[Stored data entries]
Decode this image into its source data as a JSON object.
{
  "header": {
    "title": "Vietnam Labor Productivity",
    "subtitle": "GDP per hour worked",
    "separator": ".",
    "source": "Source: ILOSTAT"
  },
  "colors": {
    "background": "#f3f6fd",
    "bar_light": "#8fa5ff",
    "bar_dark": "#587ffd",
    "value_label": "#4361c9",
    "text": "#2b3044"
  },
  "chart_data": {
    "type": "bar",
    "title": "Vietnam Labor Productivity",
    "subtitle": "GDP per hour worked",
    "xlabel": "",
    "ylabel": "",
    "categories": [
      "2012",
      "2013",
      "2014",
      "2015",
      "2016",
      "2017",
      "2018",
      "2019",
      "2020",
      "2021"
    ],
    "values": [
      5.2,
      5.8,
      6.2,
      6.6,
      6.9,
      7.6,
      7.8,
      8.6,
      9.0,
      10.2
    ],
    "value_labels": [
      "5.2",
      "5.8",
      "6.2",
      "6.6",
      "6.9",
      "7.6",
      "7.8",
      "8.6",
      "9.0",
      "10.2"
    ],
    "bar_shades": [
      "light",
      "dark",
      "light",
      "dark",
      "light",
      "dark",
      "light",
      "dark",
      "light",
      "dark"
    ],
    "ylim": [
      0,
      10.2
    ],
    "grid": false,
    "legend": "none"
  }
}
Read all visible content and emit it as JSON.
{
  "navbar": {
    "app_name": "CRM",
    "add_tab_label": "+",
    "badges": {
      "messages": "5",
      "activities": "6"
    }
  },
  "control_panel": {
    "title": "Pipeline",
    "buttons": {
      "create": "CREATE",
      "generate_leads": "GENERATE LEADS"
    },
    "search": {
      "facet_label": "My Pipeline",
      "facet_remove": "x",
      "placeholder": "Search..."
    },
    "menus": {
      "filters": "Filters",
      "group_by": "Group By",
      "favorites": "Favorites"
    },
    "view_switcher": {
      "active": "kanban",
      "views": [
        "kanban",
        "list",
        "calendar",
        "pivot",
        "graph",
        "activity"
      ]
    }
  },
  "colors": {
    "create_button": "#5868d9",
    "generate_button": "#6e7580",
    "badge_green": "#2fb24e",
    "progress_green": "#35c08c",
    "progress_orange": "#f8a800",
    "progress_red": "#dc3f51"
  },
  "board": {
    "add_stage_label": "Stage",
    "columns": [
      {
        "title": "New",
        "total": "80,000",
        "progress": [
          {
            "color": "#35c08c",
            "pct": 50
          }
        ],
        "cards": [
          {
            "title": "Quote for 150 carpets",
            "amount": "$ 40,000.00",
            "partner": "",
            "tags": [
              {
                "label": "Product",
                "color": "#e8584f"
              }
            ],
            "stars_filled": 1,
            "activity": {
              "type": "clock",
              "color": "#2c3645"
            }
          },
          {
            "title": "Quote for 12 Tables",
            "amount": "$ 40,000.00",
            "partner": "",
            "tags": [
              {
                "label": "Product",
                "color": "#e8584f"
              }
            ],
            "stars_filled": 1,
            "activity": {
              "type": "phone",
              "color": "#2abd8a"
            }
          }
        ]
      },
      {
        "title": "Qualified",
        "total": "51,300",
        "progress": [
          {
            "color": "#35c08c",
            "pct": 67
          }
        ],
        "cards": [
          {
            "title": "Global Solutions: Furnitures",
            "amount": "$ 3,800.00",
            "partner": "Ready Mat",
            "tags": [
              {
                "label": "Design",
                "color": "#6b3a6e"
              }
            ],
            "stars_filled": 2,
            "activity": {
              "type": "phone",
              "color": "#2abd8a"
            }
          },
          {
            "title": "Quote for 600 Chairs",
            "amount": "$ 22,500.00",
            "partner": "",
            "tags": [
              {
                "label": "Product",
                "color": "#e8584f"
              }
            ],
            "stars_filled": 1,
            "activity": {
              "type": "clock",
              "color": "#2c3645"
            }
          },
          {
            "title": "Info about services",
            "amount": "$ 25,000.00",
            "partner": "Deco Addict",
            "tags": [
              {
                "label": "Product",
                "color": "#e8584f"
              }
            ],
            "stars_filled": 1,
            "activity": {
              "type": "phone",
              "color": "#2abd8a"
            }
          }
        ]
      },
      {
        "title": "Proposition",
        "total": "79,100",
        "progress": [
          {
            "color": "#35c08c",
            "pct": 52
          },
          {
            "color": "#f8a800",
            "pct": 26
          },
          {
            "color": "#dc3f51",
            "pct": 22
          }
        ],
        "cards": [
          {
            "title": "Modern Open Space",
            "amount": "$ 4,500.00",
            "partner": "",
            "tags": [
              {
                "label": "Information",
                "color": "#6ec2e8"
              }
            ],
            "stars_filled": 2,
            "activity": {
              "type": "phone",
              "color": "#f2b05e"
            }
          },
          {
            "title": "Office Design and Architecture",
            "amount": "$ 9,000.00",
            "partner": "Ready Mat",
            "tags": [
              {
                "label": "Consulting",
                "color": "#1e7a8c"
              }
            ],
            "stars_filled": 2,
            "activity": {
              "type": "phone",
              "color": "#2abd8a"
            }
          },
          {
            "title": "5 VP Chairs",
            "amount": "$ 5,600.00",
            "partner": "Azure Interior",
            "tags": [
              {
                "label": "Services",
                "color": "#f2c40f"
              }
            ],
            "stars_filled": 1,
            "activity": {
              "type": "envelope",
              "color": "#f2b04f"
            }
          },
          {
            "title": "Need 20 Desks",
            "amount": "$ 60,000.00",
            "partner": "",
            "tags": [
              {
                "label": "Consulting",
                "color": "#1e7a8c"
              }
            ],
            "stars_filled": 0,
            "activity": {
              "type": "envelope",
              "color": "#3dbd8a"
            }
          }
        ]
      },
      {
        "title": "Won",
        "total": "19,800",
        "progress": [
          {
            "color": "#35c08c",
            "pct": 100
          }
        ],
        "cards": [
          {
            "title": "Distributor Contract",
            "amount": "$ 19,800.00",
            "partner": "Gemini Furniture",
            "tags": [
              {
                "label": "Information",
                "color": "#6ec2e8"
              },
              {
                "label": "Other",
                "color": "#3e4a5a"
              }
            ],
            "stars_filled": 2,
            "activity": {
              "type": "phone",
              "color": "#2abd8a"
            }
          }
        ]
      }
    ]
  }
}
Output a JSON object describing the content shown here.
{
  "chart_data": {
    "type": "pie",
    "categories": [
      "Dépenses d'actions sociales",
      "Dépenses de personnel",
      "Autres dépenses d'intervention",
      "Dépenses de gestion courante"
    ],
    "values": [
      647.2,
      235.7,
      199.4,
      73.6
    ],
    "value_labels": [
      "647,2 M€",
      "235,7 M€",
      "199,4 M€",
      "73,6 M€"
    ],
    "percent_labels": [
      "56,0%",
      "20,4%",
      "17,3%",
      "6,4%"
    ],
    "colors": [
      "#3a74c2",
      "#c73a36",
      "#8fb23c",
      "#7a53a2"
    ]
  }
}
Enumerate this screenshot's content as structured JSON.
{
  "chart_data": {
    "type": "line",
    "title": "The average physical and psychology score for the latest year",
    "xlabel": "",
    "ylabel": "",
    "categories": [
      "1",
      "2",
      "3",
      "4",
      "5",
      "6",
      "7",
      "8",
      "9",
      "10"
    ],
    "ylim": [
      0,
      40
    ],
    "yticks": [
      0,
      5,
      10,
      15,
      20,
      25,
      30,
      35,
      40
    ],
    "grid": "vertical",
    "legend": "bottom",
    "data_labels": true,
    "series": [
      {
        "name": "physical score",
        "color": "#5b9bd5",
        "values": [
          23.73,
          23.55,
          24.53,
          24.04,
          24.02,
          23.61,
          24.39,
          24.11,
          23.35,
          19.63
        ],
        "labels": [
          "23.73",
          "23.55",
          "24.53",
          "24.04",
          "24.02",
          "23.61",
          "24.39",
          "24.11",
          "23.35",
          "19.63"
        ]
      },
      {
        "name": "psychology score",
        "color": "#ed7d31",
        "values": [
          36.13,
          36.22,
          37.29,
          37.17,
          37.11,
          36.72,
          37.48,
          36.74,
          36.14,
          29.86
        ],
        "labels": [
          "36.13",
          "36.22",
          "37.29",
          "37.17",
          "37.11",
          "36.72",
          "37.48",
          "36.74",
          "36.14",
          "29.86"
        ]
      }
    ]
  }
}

#### [SET PROBLEM]
Check each line above for the string "Design" and show the ones that have it.

#### [OUTPUT FOR THIS TASK]
                "label": "Design",
            "title": "Office Design and Architecture",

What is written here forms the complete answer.